[Task prompt] From the data below, pick out every line that contains the string "each".

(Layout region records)

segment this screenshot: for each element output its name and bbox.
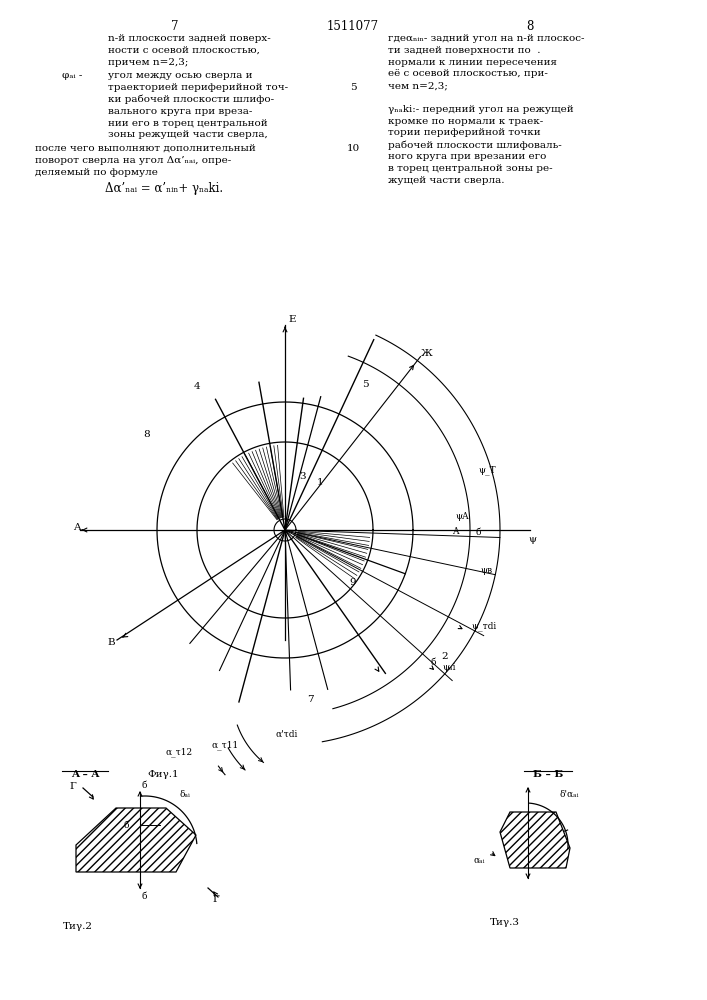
Text: траекторией периферийной точ-: траекторией периферийной точ- [108, 83, 288, 92]
Text: 2: 2 [442, 652, 448, 661]
Text: B: B [107, 638, 115, 647]
Text: зоны режущей части сверла,: зоны режущей части сверла, [108, 130, 268, 139]
Text: б: б [123, 820, 129, 830]
Text: жущей части сверла.: жущей части сверла. [388, 176, 505, 185]
Text: 7: 7 [307, 695, 313, 704]
Text: α'τdi: α'τdi [275, 730, 298, 739]
Text: ψ: ψ [528, 535, 536, 544]
Text: её с осевой плоскостью, при-: её с осевой плоскостью, при- [388, 69, 548, 78]
Text: Τиγ.3: Τиγ.3 [490, 918, 520, 927]
Text: δₐᵢ: δₐᵢ [180, 790, 191, 799]
Text: ψA: ψA [455, 512, 469, 521]
Text: рабочей плоскости шлифоваль-: рабочей плоскости шлифоваль- [388, 140, 562, 150]
Text: чем n=2,3;: чем n=2,3; [388, 81, 448, 90]
Text: вального круга при вреза-: вального круга при вреза- [108, 107, 252, 116]
Text: кромке по нормали к траек-: кромке по нормали к траек- [388, 117, 543, 126]
Text: ки рабочей плоскости шлифо-: ки рабочей плоскости шлифо- [108, 95, 274, 104]
Text: αₐᵢ: αₐᵢ [473, 856, 484, 864]
Text: ψₐi: ψₐi [443, 663, 456, 672]
Text: 10: 10 [346, 144, 360, 153]
Text: ти задней поверхности по  .: ти задней поверхности по . [388, 46, 540, 55]
Text: Фиγ.1: Фиγ.1 [147, 770, 179, 779]
Text: 5: 5 [362, 380, 368, 389]
Text: поворот сверла на угол Δα’ₙₐᵢ, опре-: поворот сверла на угол Δα’ₙₐᵢ, опре- [35, 156, 231, 165]
Text: после чего выполняют дополнительный: после чего выполняют дополнительный [35, 144, 256, 153]
Text: Г: Г [213, 895, 219, 904]
Text: тории периферийной точки: тории периферийной точки [388, 128, 541, 137]
Text: ψв: ψв [480, 566, 492, 575]
Text: б: б [142, 892, 148, 901]
Text: деляемый по формуле: деляемый по формуле [35, 168, 158, 177]
Text: ного круга при врезании его: ного круга при врезании его [388, 152, 547, 161]
Text: Τиγ.2: Τиγ.2 [63, 922, 93, 931]
Text: 8: 8 [526, 20, 534, 33]
Text: φₐᵢ -: φₐᵢ - [62, 71, 83, 80]
Text: угол между осью сверла и: угол между осью сверла и [108, 71, 252, 80]
Text: Б – Б: Б – Б [533, 770, 563, 779]
Text: γₙₐki:- передний угол на режущей: γₙₐki:- передний угол на режущей [388, 105, 573, 114]
Text: в торец центральной зоны ре-: в торец центральной зоны ре- [388, 164, 553, 173]
Text: б: б [431, 658, 436, 667]
Text: α_τ12: α_τ12 [165, 747, 192, 757]
Text: ψ_Т: ψ_Т [478, 465, 496, 475]
Text: причем n=2,3;: причем n=2,3; [108, 58, 188, 67]
Text: A: A [452, 527, 459, 536]
Text: 9: 9 [350, 578, 356, 587]
Polygon shape [76, 808, 196, 872]
Text: δ'αₐᵢ: δ'αₐᵢ [560, 790, 580, 799]
Text: A: A [73, 523, 81, 532]
Text: 1511077: 1511077 [327, 20, 379, 33]
Text: 7: 7 [171, 20, 179, 33]
Text: 5: 5 [350, 83, 356, 92]
Text: 1: 1 [317, 478, 323, 487]
Polygon shape [500, 812, 570, 868]
Text: ности с осевой плоскостью,: ности с осевой плоскостью, [108, 46, 260, 55]
Text: Δα’ₙₐᵢ = α’ₙᵢₙ+ γₙₐki.: Δα’ₙₐᵢ = α’ₙᵢₙ+ γₙₐki. [105, 182, 223, 195]
Text: 8: 8 [144, 430, 151, 439]
Text: A – A: A – A [71, 770, 99, 779]
Text: Ж: Ж [421, 349, 432, 358]
Text: б: б [142, 781, 148, 790]
Text: α_τ11: α_τ11 [212, 740, 239, 750]
Text: нии его в торец центральной: нии его в торец центральной [108, 119, 268, 128]
Text: гдеαₙᵢₙ- задний угол на n-й плоскос-: гдеαₙᵢₙ- задний угол на n-й плоскос- [388, 34, 585, 43]
Text: n-й плоскости задней поверх-: n-й плоскости задней поверх- [108, 34, 271, 43]
Text: E: E [288, 315, 296, 324]
Text: ψ_тdi: ψ_тdi [471, 621, 496, 631]
Text: Г: Г [69, 782, 76, 791]
Text: б: б [475, 528, 481, 537]
Text: 4: 4 [194, 382, 200, 391]
Text: нормали к линии пересечения: нормали к линии пересечения [388, 58, 557, 67]
Text: 3: 3 [300, 472, 306, 481]
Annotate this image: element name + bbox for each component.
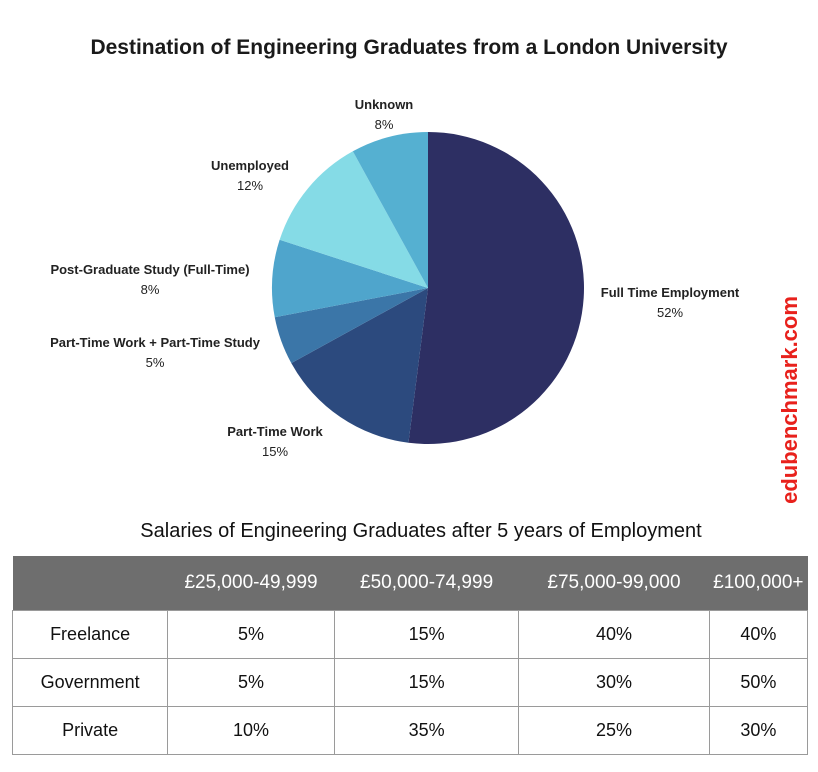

[Full answer]
segment this screenshot: for each element output its name and bbox.
Annotate this image: element name + bbox for each component.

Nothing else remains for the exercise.